- _WHAT IS ASKED_
Retype the material in full, keeping every word the same.

- _LISTING_
--- begin ---
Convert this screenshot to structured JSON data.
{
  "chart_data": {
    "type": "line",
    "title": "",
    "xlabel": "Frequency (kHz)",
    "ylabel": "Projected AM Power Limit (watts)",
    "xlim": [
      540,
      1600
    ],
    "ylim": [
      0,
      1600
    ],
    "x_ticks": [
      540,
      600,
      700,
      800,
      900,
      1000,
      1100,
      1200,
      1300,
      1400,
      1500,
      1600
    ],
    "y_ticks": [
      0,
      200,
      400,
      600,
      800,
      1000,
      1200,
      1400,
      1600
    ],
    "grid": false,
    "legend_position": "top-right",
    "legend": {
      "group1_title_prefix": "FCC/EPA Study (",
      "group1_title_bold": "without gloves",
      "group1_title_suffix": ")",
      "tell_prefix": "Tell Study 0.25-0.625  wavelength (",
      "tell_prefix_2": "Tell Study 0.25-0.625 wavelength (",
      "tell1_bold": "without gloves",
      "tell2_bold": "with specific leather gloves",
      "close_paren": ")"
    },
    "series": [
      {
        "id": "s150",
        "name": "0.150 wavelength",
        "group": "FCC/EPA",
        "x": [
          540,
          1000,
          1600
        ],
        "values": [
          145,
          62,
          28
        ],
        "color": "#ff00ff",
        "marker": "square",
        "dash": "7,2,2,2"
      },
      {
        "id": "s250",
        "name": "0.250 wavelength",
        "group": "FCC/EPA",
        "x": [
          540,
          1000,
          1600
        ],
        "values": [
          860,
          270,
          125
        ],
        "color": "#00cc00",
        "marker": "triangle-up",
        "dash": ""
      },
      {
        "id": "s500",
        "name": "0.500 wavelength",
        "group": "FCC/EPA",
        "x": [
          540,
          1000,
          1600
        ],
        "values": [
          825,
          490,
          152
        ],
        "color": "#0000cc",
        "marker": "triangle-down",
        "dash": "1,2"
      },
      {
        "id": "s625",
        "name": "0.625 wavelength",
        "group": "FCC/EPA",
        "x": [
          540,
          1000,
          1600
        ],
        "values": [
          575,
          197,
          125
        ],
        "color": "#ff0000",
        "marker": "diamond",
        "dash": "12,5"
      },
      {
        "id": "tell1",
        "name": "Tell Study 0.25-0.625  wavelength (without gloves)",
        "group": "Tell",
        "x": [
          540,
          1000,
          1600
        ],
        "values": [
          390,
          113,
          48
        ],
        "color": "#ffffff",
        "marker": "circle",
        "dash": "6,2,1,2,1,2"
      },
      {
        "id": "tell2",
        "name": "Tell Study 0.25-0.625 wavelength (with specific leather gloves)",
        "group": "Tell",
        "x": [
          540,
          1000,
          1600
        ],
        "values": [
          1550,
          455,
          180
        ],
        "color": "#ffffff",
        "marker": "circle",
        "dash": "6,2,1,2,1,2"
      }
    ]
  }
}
--- end ---
- _THE REPLY_
Convert this screenshot to structured JSON data.
{
  "chart_data": {
    "type": "line",
    "title": "",
    "xlabel": "Frequency (kHz)",
    "ylabel": "Projected AM Power Limit (watts)",
    "xlim": [
      540,
      1600
    ],
    "ylim": [
      0,
      1600
    ],
    "x_ticks": [
      540,
      600,
      700,
      800,
      900,
      1000,
      1100,
      1200,
      1300,
      1400,
      1500,
      1600
    ],
    "y_ticks": [
      0,
      200,
      400,
      600,
      800,
      1000,
      1200,
      1400,
      1600
    ],
    "grid": false,
    "legend_position": "top-right",
    "legend": {
      "group1_title_prefix": "FCC/EPA Study (",
      "group1_title_bold": "without gloves",
      "group1_title_suffix": ")",
      "tell_prefix": "Tell Study 0.25-0.625  wavelength (",
      "tell_prefix_2": "Tell Study 0.25-0.625 wavelength (",
      "tell1_bold": "without gloves",
      "tell2_bold": "with specific leather gloves",
      "close_paren": ")"
    },
    "series": [
      {
        "id": "s150",
        "name": "0.150 wavelength",
        "group": "FCC/EPA",
        "x": [
          540,
          1000,
          1600
        ],
        "values": [
          145,
          62,
          28
        ],
        "color": "#ff00ff",
        "marker": "square",
        "dash": "7,2,2,2"
      },
      {
        "id": "s250",
        "name": "0.250 wavelength",
        "group": "FCC/EPA",
        "x": [
          540,
          1000,
          1600
        ],
        "values": [
          860,
          270,
          125
        ],
        "color": "#00cc00",
        "marker": "triangle-up",
        "dash": ""
      },
      {
        "id": "s500",
        "name": "0.500 wavelength",
        "group": "FCC/EPA",
        "x": [
          540,
          1000,
          1600
        ],
        "values": [
          825,
          490,
          152
        ],
        "color": "#0000cc",
        "marker": "triangle-down",
        "dash": "1,2"
      },
      {
        "id": "s625",
        "name": "0.625 wavelength",
        "group": "FCC/EPA",
        "x": [
          540,
          1000,
          1600
        ],
        "values": [
          575,
          197,
          125
        ],
        "color": "#ff0000",
        "marker": "diamond",
        "dash": "12,5"
      },
      {
        "id": "tell1",
        "name": "Tell Study 0.25-0.625  wavelength (without gloves)",
        "group": "Tell",
        "x": [
          540,
          1000,
          1600
        ],
        "values": [
          390,
          113,
          48
        ],
        "color": "#ffffff",
        "marker": "circle",
        "dash": "6,2,1,2,1,2"
      },
      {
        "id": "tell2",
        "name": "Tell Study 0.25-0.625 wavelength (with specific leather gloves)",
        "group": "Tell",
        "x": [
          540,
          1000,
          1600
        ],
        "values": [
          1550,
          455,
          180
        ],
        "color": "#ffffff",
        "marker": "circle",
        "dash": "6,2,1,2,1,2"
      }
    ]
  }
}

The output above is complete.